## Start

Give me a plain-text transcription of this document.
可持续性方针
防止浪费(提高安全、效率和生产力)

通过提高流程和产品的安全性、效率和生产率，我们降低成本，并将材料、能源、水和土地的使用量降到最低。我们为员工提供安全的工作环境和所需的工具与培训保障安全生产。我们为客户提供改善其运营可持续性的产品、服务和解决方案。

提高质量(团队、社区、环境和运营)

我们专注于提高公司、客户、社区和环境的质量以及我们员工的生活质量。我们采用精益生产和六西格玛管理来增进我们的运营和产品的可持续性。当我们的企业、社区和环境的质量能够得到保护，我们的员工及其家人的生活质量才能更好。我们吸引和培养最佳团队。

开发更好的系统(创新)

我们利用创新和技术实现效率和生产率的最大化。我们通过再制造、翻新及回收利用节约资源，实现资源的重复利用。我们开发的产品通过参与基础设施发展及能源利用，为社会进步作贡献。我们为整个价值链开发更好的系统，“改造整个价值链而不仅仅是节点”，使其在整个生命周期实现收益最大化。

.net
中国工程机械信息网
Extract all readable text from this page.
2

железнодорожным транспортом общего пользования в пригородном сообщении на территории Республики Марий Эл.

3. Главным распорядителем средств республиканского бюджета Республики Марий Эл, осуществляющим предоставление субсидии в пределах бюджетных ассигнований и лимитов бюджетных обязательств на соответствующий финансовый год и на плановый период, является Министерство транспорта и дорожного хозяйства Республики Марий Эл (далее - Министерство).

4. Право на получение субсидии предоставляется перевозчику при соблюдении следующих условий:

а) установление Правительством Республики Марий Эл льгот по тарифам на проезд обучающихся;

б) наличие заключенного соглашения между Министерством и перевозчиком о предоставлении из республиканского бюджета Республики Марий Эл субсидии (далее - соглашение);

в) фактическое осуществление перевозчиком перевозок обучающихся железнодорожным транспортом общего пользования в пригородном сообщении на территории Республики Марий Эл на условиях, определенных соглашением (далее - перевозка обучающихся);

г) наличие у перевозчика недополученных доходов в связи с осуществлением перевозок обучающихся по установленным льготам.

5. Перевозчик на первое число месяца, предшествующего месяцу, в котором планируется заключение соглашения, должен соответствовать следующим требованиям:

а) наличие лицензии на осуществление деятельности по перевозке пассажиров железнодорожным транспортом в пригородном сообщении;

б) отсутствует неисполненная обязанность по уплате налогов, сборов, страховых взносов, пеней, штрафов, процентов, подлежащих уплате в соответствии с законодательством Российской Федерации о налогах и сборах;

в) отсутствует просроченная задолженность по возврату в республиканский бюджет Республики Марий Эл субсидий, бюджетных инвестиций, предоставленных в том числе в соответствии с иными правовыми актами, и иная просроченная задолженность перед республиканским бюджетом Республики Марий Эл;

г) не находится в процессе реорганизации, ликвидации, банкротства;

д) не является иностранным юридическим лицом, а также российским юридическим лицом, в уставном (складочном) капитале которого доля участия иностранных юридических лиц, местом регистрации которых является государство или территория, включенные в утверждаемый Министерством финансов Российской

## End

WHAT YOU HAVE TO DO
Go through the records and gather the lines that hold "отсутствует".

SOLUTION BELOW
б) отсутствует неисполненная обязанность по уплате налогов, сборов, страховых взносов, пеней, штрафов, процентов, подлежащих уплате в соответствии с законодательством Российской Федерации о налогах и сборах;
в) отсутствует просроченная задолженность по возврату в республиканский бюджет Республики Марий Эл субсидий, бюджетных инвестиций, предоставленных в том числе в соответствии с иными правовыми актами, и иная просроченная задолженность перед республиканским бюджетом Республики Марий Эл;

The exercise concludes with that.